(begin)

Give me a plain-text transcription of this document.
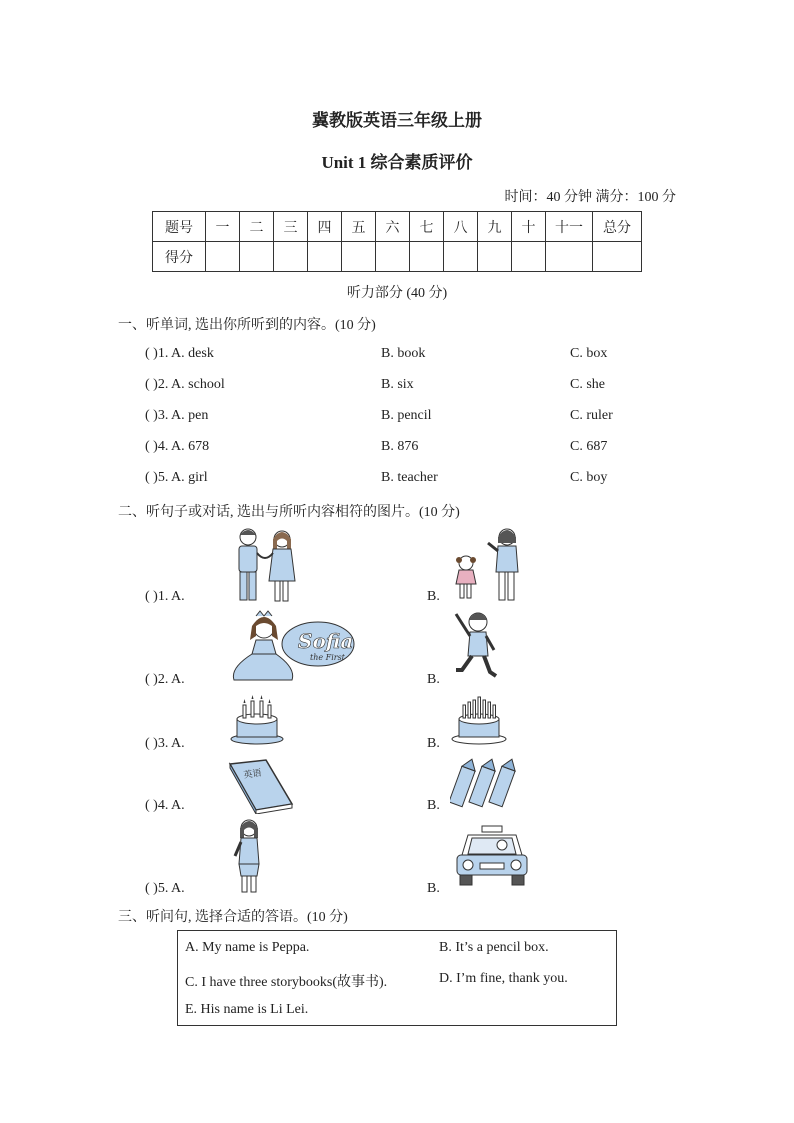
冀教版英语三年级上册
Unit 1 综合素质评价
时间：40 分钟 满分：100 分
题号	一	二	三	四	五	六	七	八	九	十	十一	总分
得分												
听力部分 (40 分)
一、听单词, 选出你所听到的内容。(10 分)
( )1. A. desk	B. book	C. box
( )2. A. school	B. six	C. she
( )3. A. pen	B. pencil	C. ruler
( )4. A. 678	B. 876	C. 687
( )5. A. girl	B. teacher	C. boy
二、听句子或对话, 选出与所听内容相符的图片。(10 分)
( )1. A.	B.
( )2. A.
Sofia
the First
B.
( )3. A.	B.
( )4. A.
英语
B.
( )5. A.	B.
三、听问句, 选择合适的答语。(10 分)
A. My name is Peppa.	B. It’s a pencil box.
C. I have three storybooks(故事书).	D. I’m fine, thank you.
E. His name is Li Lei.
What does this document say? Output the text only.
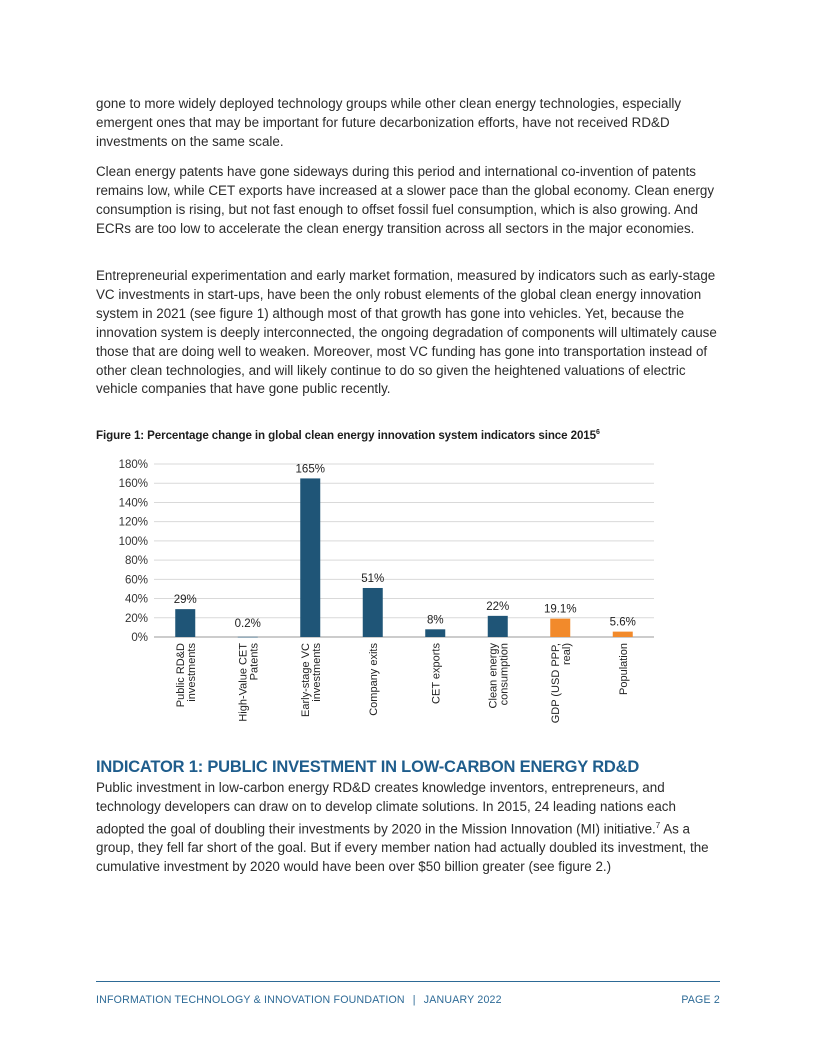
gone to more widely deployed technology groups while other clean energy technologies, especially emergent ones that may be important for future decarbonization efforts, have not received RD&D investments on the same scale.

Clean energy patents have gone sideways during this period and international co-invention of patents remains low, while CET exports have increased at a slower pace than the global economy. Clean energy consumption is rising, but not fast enough to offset fossil fuel consumption, which is also growing. And ECRs are too low to accelerate the clean energy transition across all sectors in the major economies.

Entrepreneurial experimentation and early market formation, measured by indicators such as early-stage VC investments in start-ups, have been the only robust elements of the global clean energy innovation system in 2021 (see figure 1) although most of that growth has gone into vehicles. Yet, because the innovation system is deeply interconnected, the ongoing degradation of components will ultimately cause those that are doing well to weaken. Moreover, most VC funding has gone into transportation instead of other clean technologies, and will likely continue to do so given the heightened valuations of electric vehicle companies that have gone public recently.

Figure 1: Percentage change in global clean energy innovation system indicators since 2015$^6$
0%
20%
40%
60%
80%
100%
120%
140%
160%
180%
29%
Public RD&Dinvestments
0.2%
High-Value CETPatents
165%
Early-stage VCinvestments
51%
Company exits
8%
CET exports
22%
Clean energyconsumption
19.1%
GDP (USD PPP,real)
5.6%
Population
INDICATOR 1: PUBLIC INVESTMENT IN LOW-CARBON ENERGY RD&D

Public investment in low-carbon energy RD&D creates knowledge inventors, entrepreneurs, and technology developers can draw on to develop climate solutions. In 2015, 24 leading nations each adopted the goal of doubling their investments by 2020 in the Mission Innovation (MI) initiative.$^7$ As a group, they fell far short of the goal. But if every member nation had actually doubled its investment, the cumulative investment by 2020 would have been over $50 billion greater (see figure 2.)

INFORMATION TECHNOLOGY & INNOVATION FOUNDATION | JANUARY 2022	PAGE 2
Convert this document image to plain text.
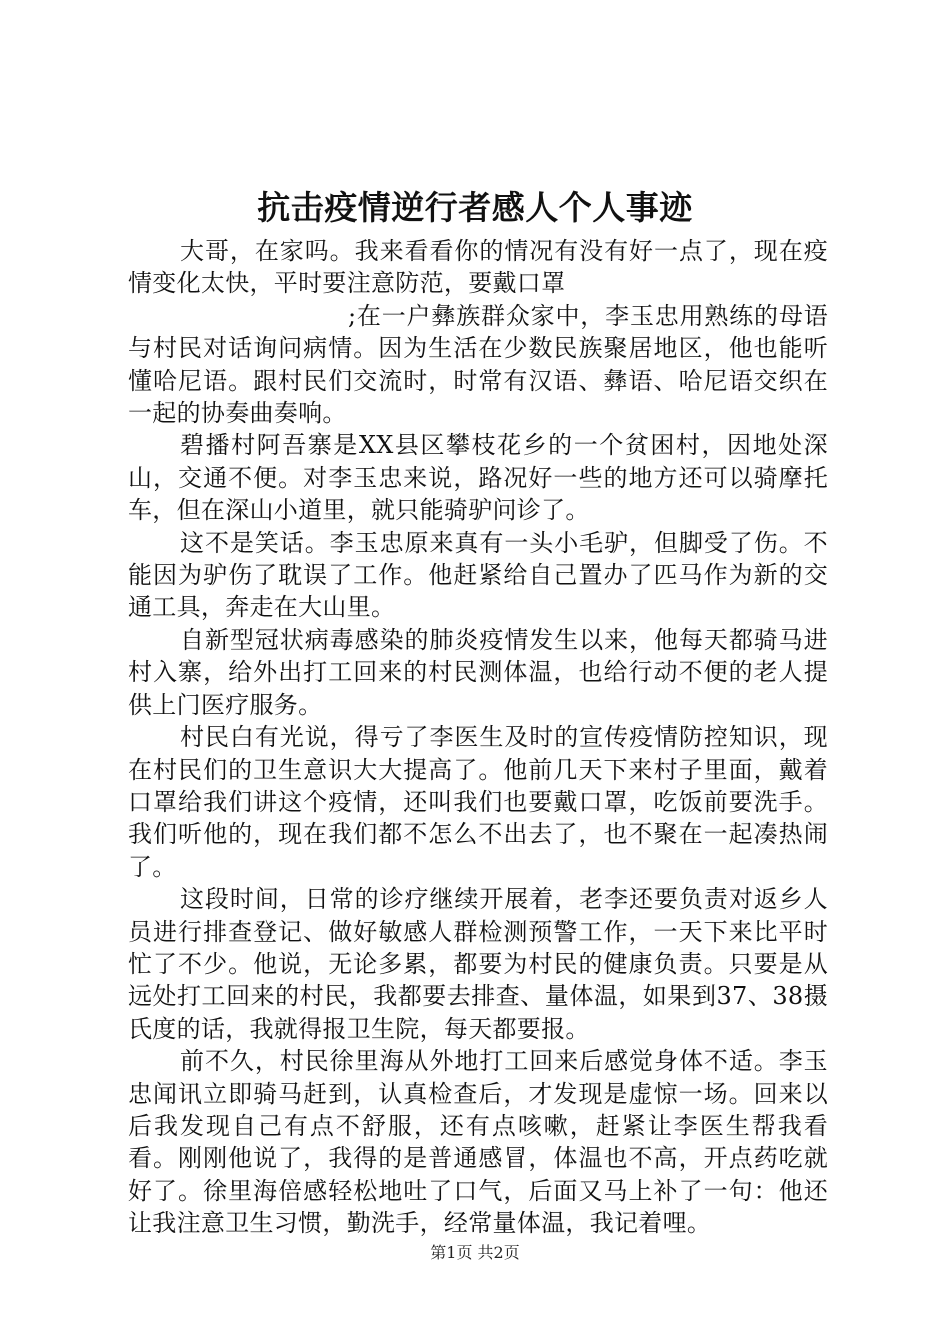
抗击疫情逆行者感人个人事迹

大哥，在家吗。我来看看你的情况有没有好一点了，现在疫情变化太快，平时要注意防范，要戴口罩

;在一户彝族群众家中，李玉忠用熟练的母语与村民对话询问病情。因为生活在少数民族聚居地区，他也能听懂哈尼语。跟村民们交流时，时常有汉语、彝语、哈尼语交织在一起的协奏曲奏响。

碧播村阿吾寨是XX县区攀枝花乡的一个贫困村，因地处深山，交通不便。对李玉忠来说，路况好一些的地方还可以骑摩托车，但在深山小道里，就只能骑驴问诊了。

这不是笑话。李玉忠原来真有一头小毛驴，但脚受了伤。不能因为驴伤了耽误了工作。他赶紧给自己置办了匹马作为新的交通工具，奔走在大山里。

自新型冠状病毒感染的肺炎疫情发生以来，他每天都骑马进村入寨，给外出打工回来的村民测体温，也给行动不便的老人提供上门医疗服务。

村民白有光说，得亏了李医生及时的宣传疫情防控知识，现在村民们的卫生意识大大提高了。他前几天下来村子里面，戴着口罩给我们讲这个疫情，还叫我们也要戴口罩，吃饭前要洗手。我们听他的，现在我们都不怎么不出去了，也不聚在一起凑热闹了。

这段时间，日常的诊疗继续开展着，老李还要负责对返乡人员进行排查登记、做好敏感人群检测预警工作，一天下来比平时忙了不少。他说，无论多累，都要为村民的健康负责。只要是从远处打工回来的村民，我都要去排查、量体温，如果到37、38摄氏度的话，我就得报卫生院，每天都要报。

前不久，村民徐里海从外地打工回来后感觉身体不适。李玉忠闻讯立即骑马赶到，认真检查后，才发现是虚惊一场。回来以后我发现自己有点不舒服，还有点咳嗽，赶紧让李医生帮我看看。刚刚他说了，我得的是普通感冒，体温也不高，开点药吃就好了。徐里海倍感轻松地吐了口气，后面又马上补了一句：他还让我注意卫生习惯，勤洗手，经常量体温，我记着哩。

第1页 共2页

(end)

■ AIM
Quote the records in full and exactly; skip any image.

■ CORRECT RESPONSE
Give me a plain-text transcription of this document.
冀教版英语三年级上册
Unit 1 综合素质评价
时间：40 分钟 满分：100 分
题号	一	二	三	四	五	六	七	八	九	十	十一	总分
得分												
听力部分 (40 分)
一、听单词, 选出你所听到的内容。(10 分)
( )1. A. desk	B. book	C. box
( )2. A. school	B. six	C. she
( )3. A. pen	B. pencil	C. ruler
( )4. A. 678	B. 876	C. 687
( )5. A. girl	B. teacher	C. boy
二、听句子或对话, 选出与所听内容相符的图片。(10 分)
( )1. A.	B.
( )2. A.
Sofia
the First
B.
( )3. A.	B.
( )4. A.
英语
B.
( )5. A.	B.
三、听问句, 选择合适的答语。(10 分)
A. My name is Peppa.	B. It’s a pencil box.
C. I have three storybooks(故事书).	D. I’m fine, thank you.
E. His name is Li Lei.
What does this document say? Output the text only.
gone to more widely deployed technology groups while other clean energy technologies, especially emergent ones that may be important for future decarbonization efforts, have not received RD&D investments on the same scale.

Clean energy patents have gone sideways during this period and international co-invention of patents remains low, while CET exports have increased at a slower pace than the global economy. Clean energy consumption is rising, but not fast enough to offset fossil fuel consumption, which is also growing. And ECRs are too low to accelerate the clean energy transition across all sectors in the major economies.

Entrepreneurial experimentation and early market formation, measured by indicators such as early-stage VC investments in start-ups, have been the only robust elements of the global clean energy innovation system in 2021 (see figure 1) although most of that growth has gone into vehicles. Yet, because the innovation system is deeply interconnected, the ongoing degradation of components will ultimately cause those that are doing well to weaken. Moreover, most VC funding has gone into transportation instead of other clean technologies, and will likely continue to do so given the heightened valuations of electric vehicle companies that have gone public recently.

Figure 1: Percentage change in global clean energy innovation system indicators since 2015$^6$
0%
20%
40%
60%
80%
100%
120%
140%
160%
180%
29%
Public RD&Dinvestments
0.2%
High-Value CETPatents
165%
Early-stage VCinvestments
51%
Company exits
8%
CET exports
22%
Clean energyconsumption
19.1%
GDP (USD PPP,real)
5.6%
Population
INDICATOR 1: PUBLIC INVESTMENT IN LOW-CARBON ENERGY RD&D

Public investment in low-carbon energy RD&D creates knowledge inventors, entrepreneurs, and technology developers can draw on to develop climate solutions. In 2015, 24 leading nations each adopted the goal of doubling their investments by 2020 in the Mission Innovation (MI) initiative.$^7$ As a group, they fell far short of the goal. But if every member nation had actually doubled its investment, the cumulative investment by 2020 would have been over $50 billion greater (see figure 2.)

INFORMATION TECHNOLOGY & INNOVATION FOUNDATION | JANUARY 2022	PAGE 2
Convert this document image to plain text.
抗击疫情逆行者感人个人事迹

大哥，在家吗。我来看看你的情况有没有好一点了，现在疫情变化太快，平时要注意防范，要戴口罩

;在一户彝族群众家中，李玉忠用熟练的母语与村民对话询问病情。因为生活在少数民族聚居地区，他也能听懂哈尼语。跟村民们交流时，时常有汉语、彝语、哈尼语交织在一起的协奏曲奏响。

碧播村阿吾寨是XX县区攀枝花乡的一个贫困村，因地处深山，交通不便。对李玉忠来说，路况好一些的地方还可以骑摩托车，但在深山小道里，就只能骑驴问诊了。

这不是笑话。李玉忠原来真有一头小毛驴，但脚受了伤。不能因为驴伤了耽误了工作。他赶紧给自己置办了匹马作为新的交通工具，奔走在大山里。

自新型冠状病毒感染的肺炎疫情发生以来，他每天都骑马进村入寨，给外出打工回来的村民测体温，也给行动不便的老人提供上门医疗服务。

村民白有光说，得亏了李医生及时的宣传疫情防控知识，现在村民们的卫生意识大大提高了。他前几天下来村子里面，戴着口罩给我们讲这个疫情，还叫我们也要戴口罩，吃饭前要洗手。我们听他的，现在我们都不怎么不出去了，也不聚在一起凑热闹了。

这段时间，日常的诊疗继续开展着，老李还要负责对返乡人员进行排查登记、做好敏感人群检测预警工作，一天下来比平时忙了不少。他说，无论多累，都要为村民的健康负责。只要是从远处打工回来的村民，我都要去排查、量体温，如果到37、38摄氏度的话，我就得报卫生院，每天都要报。

前不久，村民徐里海从外地打工回来后感觉身体不适。李玉忠闻讯立即骑马赶到，认真检查后，才发现是虚惊一场。回来以后我发现自己有点不舒服，还有点咳嗽，赶紧让李医生帮我看看。刚刚他说了，我得的是普通感冒，体温也不高，开点药吃就好了。徐里海倍感轻松地吐了口气，后面又马上补了一句：他还让我注意卫生习惯，勤洗手，经常量体温，我记着哩。

第1页 共2页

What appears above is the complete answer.